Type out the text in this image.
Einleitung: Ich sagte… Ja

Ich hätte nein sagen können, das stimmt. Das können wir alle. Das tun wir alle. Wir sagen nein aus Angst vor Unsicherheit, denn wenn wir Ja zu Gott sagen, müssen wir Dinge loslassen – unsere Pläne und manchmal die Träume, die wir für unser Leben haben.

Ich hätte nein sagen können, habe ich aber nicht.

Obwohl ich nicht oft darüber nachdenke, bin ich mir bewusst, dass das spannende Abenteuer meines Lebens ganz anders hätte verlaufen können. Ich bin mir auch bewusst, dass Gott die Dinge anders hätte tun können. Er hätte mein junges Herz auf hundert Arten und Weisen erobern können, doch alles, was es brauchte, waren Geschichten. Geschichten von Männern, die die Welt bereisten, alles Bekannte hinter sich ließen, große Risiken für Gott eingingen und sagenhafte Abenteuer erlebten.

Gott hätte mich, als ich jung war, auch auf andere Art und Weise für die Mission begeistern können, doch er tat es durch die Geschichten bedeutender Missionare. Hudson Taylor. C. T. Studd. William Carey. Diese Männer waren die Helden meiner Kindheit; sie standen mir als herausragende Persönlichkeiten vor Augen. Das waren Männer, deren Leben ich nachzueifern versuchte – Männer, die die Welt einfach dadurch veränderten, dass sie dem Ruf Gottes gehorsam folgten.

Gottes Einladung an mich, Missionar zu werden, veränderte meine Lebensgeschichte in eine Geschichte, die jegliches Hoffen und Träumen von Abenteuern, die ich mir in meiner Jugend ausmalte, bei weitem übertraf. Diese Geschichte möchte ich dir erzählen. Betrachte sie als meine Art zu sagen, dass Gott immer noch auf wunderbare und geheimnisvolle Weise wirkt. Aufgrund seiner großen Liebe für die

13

########################################

Stated goal: Scan the records above for the string "nein", then report every line that contains it.

Reply to the task:
Ich hätte nein sagen können, das stimmt. Das können wir alle. Das tun wir alle. Wir sagen nein aus Angst vor Unsicherheit, denn wenn wir Ja zu Gott sagen, müssen wir Dinge loslassen – unsere Pläne und manchmal die Träume, die wir für unser Leben haben.
Ich hätte nein sagen können, habe ich aber nicht.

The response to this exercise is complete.